Your goal :: Repeat all entries exactly.

Task material ::
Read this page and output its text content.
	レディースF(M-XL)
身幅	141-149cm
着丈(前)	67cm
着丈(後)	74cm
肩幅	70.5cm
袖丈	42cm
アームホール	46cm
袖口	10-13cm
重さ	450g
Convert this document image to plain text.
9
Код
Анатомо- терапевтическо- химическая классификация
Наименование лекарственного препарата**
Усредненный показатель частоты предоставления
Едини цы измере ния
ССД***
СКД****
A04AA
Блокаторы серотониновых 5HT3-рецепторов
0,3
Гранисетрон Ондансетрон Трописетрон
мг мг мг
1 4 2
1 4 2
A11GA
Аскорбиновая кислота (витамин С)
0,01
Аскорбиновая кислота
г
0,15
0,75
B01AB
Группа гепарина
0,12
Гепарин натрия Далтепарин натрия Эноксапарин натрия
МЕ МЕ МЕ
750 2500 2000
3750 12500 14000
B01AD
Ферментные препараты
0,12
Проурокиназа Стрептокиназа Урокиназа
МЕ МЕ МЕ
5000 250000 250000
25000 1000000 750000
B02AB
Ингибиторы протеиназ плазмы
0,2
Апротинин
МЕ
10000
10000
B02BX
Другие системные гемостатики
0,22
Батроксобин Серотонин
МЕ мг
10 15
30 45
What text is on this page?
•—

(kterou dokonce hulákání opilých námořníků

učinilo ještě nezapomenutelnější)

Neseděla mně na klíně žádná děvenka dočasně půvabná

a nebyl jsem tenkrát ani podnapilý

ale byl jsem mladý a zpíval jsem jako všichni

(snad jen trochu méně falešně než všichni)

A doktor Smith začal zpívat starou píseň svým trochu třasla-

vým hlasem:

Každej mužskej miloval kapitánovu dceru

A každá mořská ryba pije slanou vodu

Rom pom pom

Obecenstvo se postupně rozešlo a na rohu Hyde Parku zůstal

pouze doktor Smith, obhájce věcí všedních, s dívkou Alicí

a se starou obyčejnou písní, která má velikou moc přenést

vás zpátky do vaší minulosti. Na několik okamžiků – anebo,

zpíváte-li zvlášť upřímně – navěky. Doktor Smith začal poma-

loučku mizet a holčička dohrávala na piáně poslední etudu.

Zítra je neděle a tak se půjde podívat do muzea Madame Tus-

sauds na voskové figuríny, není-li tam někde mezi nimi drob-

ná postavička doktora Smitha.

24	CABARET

Solution to the exercise ::
Read this page and output its text content.
	レディースF(M-XL)
身幅	141-149cm
着丈(前)	67cm
着丈(後)	74cm
肩幅	70.5cm
袖丈	42cm
アームホール	46cm
袖口	10-13cm
重さ	450g
Convert this document image to plain text.
9
Код
Анатомо- терапевтическо- химическая классификация
Наименование лекарственного препарата**
Усредненный показатель частоты предоставления
Едини цы измере ния
ССД***
СКД****
A04AA
Блокаторы серотониновых 5HT3-рецепторов
0,3
Гранисетрон Ондансетрон Трописетрон
мг мг мг
1 4 2
1 4 2
A11GA
Аскорбиновая кислота (витамин С)
0,01
Аскорбиновая кислота
г
0,15
0,75
B01AB
Группа гепарина
0,12
Гепарин натрия Далтепарин натрия Эноксапарин натрия
МЕ МЕ МЕ
750 2500 2000
3750 12500 14000
B01AD
Ферментные препараты
0,12
Проурокиназа Стрептокиназа Урокиназа
МЕ МЕ МЕ
5000 250000 250000
25000 1000000 750000
B02AB
Ингибиторы протеиназ плазмы
0,2
Апротинин
МЕ
10000
10000
B02BX
Другие системные гемостатики
0,22
Батроксобин Серотонин
МЕ мг
10 15
30 45
What text is on this page?
•—

(kterou dokonce hulákání opilých námořníků

učinilo ještě nezapomenutelnější)

Neseděla mně na klíně žádná děvenka dočasně půvabná

a nebyl jsem tenkrát ani podnapilý

ale byl jsem mladý a zpíval jsem jako všichni

(snad jen trochu méně falešně než všichni)

A doktor Smith začal zpívat starou píseň svým trochu třasla-

vým hlasem:

Každej mužskej miloval kapitánovu dceru

A každá mořská ryba pije slanou vodu

Rom pom pom

Obecenstvo se postupně rozešlo a na rohu Hyde Parku zůstal

pouze doktor Smith, obhájce věcí všedních, s dívkou Alicí

a se starou obyčejnou písní, která má velikou moc přenést

vás zpátky do vaší minulosti. Na několik okamžiků – anebo,

zpíváte-li zvlášť upřímně – navěky. Doktor Smith začal poma-

loučku mizet a holčička dohrávala na piáně poslední etudu.

Zítra je neděle a tak se půjde podívat do muzea Madame Tus-

sauds na voskové figuríny, není-li tam někde mezi nimi drob-

ná postavička doktora Smitha.

24	CABARET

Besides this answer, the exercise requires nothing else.